__Exercise instructions__
Identify the lines that contain the string "JSON", then copy each of them.

__Exercise data__
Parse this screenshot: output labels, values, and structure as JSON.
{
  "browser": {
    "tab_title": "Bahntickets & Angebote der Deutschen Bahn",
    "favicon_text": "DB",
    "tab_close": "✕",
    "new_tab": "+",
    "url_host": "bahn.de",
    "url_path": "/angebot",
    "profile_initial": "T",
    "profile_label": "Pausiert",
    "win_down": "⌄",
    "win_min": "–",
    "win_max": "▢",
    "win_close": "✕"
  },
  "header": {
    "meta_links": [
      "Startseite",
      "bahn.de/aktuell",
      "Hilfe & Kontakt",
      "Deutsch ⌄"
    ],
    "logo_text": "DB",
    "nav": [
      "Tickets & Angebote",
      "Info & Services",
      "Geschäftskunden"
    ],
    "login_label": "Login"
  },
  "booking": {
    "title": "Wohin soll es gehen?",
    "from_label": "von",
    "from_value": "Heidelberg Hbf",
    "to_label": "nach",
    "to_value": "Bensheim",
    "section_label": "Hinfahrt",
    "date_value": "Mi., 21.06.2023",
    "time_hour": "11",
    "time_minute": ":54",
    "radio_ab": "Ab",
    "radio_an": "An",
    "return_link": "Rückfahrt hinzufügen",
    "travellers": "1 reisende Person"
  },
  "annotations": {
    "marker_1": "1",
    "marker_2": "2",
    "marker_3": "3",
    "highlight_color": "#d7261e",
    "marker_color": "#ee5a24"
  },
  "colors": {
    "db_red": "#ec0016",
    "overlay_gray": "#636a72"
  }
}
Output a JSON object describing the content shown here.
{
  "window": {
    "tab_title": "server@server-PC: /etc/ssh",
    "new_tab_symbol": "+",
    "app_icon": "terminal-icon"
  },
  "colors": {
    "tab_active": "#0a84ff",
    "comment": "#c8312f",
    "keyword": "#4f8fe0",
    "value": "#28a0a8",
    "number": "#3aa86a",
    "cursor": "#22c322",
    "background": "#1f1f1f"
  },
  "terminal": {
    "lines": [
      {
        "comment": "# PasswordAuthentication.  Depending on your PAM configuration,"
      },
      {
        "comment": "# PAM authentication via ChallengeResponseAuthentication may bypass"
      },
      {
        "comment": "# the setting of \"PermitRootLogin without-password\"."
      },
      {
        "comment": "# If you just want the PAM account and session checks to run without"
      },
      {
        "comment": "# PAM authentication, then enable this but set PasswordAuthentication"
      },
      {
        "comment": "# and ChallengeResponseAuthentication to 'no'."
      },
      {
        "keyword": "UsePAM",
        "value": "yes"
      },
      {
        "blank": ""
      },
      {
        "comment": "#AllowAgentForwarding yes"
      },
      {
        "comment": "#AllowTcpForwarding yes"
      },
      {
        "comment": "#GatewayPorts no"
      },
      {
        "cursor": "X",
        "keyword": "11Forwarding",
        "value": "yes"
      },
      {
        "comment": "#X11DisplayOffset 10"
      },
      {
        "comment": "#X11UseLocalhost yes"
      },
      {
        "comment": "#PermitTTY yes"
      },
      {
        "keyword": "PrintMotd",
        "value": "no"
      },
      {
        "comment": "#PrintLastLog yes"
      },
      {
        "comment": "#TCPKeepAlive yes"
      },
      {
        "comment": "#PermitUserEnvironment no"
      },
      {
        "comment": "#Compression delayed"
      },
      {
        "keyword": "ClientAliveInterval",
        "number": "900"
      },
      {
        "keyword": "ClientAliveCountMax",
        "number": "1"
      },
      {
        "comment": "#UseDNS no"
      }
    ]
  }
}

__Response for this exercise__
Parse this screenshot: output labels, values, and structure as JSON.
Output a JSON object describing the content shown here.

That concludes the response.